▶ _What is being asked_: Which lines in the material below contain the word "Reinstated"? Copy each of them.

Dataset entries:
*****
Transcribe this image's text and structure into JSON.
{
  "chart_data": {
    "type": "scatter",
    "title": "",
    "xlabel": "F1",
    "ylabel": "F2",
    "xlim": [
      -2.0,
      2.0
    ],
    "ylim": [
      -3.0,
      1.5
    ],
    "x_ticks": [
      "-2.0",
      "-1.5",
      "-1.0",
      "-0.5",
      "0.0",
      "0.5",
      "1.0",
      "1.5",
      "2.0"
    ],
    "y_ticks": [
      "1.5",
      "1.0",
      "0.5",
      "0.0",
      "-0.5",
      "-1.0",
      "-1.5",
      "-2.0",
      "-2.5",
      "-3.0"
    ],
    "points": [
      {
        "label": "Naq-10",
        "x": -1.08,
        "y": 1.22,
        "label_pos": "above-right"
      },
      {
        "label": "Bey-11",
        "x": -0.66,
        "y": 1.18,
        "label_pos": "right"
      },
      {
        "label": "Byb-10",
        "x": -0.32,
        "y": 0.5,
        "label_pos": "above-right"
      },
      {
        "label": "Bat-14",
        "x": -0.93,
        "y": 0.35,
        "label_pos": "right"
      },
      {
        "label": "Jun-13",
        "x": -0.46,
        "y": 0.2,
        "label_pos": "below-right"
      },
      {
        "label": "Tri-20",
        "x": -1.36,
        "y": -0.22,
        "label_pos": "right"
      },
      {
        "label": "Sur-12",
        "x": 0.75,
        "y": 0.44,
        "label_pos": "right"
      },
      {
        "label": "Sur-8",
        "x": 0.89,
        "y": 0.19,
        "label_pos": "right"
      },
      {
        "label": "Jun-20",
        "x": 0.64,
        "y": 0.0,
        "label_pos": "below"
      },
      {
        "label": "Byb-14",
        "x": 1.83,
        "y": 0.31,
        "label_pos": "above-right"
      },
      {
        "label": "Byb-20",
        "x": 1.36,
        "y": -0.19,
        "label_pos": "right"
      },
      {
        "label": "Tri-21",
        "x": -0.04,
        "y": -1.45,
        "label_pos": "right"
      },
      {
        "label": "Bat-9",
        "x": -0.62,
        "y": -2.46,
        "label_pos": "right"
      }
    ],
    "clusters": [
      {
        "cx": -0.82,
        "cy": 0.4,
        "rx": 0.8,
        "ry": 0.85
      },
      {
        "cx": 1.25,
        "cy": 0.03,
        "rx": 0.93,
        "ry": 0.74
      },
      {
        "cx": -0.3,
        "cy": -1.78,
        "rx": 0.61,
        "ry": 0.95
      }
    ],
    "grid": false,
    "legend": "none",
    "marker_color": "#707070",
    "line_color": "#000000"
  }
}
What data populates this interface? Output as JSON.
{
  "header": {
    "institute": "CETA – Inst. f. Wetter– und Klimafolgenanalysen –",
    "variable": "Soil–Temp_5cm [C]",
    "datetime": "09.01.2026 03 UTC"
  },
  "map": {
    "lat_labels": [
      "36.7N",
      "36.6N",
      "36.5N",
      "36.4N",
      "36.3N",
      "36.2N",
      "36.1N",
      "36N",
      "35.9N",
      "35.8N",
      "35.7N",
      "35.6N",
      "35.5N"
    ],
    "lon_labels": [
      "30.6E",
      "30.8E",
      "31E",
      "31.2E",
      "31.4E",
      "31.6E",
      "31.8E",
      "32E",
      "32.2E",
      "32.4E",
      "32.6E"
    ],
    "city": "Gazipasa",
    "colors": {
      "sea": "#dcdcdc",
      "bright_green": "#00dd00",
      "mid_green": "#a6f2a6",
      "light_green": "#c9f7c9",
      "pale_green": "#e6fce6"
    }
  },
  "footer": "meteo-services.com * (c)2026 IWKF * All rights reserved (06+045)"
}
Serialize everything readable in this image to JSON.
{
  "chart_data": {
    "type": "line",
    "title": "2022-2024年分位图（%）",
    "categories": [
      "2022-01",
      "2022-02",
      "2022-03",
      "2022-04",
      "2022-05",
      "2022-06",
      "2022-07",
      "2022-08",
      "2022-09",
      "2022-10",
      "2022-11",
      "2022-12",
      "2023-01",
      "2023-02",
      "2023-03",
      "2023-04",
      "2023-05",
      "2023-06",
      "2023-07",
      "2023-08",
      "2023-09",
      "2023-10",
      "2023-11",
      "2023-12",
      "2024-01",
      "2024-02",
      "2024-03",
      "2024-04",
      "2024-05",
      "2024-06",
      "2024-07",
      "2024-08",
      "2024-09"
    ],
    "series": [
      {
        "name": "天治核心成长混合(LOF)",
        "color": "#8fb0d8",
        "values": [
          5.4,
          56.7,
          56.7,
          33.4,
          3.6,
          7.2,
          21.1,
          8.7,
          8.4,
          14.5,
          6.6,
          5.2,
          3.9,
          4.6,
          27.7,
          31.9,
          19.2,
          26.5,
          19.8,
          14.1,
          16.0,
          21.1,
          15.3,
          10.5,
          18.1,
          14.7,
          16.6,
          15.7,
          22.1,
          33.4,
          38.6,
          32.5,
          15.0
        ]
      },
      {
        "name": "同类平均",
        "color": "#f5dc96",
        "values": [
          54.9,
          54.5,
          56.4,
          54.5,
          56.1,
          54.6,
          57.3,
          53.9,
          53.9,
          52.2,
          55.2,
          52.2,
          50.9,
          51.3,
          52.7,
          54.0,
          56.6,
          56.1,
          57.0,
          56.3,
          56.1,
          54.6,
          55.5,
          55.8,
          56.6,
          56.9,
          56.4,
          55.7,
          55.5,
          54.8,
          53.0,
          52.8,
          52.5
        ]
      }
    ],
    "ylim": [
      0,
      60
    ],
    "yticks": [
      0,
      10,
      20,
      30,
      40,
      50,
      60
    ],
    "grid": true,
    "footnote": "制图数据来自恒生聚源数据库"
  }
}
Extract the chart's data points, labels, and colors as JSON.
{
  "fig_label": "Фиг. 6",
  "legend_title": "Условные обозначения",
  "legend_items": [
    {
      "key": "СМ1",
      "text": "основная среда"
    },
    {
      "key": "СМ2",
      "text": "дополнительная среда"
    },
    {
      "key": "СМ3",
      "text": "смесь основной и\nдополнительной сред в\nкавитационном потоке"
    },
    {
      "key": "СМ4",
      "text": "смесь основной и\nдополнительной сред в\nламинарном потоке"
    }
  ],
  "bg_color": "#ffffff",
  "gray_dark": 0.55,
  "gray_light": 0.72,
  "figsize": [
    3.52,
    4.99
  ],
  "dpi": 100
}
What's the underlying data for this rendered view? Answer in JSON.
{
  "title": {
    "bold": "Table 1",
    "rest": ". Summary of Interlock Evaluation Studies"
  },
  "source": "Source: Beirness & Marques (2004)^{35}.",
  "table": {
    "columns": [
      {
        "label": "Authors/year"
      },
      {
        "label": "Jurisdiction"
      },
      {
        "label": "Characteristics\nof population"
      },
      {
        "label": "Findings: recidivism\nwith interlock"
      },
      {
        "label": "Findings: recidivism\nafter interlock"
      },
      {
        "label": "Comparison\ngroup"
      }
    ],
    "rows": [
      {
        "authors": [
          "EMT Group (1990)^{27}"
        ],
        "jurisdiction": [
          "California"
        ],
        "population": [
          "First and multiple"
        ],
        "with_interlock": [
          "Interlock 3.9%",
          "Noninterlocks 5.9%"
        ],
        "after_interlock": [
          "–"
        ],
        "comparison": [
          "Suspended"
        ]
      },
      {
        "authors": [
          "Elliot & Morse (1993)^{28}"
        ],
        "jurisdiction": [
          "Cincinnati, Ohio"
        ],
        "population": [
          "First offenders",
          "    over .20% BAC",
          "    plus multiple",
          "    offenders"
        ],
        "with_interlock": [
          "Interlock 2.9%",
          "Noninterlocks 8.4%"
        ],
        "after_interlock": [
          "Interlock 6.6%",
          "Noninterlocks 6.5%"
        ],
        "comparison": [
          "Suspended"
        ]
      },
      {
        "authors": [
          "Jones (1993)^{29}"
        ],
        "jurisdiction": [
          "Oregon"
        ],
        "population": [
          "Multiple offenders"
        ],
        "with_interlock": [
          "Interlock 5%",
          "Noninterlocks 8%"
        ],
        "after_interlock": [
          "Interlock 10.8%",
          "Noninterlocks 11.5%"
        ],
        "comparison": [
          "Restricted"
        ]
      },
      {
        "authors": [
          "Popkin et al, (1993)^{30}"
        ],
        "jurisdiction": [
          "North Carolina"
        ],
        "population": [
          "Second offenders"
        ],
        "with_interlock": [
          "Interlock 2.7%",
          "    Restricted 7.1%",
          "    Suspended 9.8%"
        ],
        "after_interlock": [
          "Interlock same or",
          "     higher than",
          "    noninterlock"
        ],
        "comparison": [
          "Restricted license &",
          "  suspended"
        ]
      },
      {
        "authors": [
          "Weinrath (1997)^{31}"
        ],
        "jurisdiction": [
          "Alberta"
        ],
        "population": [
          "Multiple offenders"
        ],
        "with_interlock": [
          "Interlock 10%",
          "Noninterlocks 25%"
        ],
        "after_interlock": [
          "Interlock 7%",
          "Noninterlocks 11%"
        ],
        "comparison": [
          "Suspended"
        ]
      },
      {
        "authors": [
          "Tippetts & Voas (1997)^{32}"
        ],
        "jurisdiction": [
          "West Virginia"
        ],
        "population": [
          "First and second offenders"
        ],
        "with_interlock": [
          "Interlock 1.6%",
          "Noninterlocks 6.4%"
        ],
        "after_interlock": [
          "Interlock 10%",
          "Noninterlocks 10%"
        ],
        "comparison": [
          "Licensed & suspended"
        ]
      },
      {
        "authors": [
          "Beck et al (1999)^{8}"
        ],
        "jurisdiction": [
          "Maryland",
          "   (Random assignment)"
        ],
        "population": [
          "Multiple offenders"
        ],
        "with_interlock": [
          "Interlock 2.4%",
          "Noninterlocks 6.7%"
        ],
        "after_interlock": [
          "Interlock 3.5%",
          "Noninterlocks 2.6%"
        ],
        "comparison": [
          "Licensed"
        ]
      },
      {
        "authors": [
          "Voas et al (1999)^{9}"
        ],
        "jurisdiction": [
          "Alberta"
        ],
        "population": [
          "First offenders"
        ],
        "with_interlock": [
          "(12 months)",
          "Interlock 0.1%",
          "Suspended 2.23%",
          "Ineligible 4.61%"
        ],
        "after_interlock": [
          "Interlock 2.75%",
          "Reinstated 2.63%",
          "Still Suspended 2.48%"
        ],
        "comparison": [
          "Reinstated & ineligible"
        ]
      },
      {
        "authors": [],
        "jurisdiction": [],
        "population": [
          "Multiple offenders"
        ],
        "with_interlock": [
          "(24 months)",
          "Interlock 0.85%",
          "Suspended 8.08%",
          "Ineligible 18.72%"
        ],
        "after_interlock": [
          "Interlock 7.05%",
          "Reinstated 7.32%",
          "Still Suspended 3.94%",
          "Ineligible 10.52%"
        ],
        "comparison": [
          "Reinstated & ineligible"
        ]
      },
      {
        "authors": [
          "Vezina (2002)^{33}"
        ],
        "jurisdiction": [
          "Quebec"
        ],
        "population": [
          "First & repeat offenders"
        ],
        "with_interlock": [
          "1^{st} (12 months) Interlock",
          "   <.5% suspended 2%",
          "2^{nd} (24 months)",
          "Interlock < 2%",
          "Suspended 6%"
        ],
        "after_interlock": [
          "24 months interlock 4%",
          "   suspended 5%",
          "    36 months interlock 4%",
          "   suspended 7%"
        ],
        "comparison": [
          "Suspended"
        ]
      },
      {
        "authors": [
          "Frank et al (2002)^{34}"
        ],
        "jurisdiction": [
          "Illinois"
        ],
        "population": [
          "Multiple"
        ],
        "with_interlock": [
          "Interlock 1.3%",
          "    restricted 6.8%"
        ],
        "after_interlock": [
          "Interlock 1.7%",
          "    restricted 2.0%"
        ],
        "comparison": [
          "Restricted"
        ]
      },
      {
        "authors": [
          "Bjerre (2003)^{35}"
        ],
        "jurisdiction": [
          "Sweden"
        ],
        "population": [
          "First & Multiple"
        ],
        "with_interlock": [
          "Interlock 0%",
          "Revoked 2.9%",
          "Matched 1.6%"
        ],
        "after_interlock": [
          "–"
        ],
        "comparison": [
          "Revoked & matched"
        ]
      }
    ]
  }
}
*****
▶ _Problem solution_:
          "Reinstated 2.63%",
          "Reinstated & ineligible"
          "Reinstated 7.32%",
          "Reinstated & ineligible"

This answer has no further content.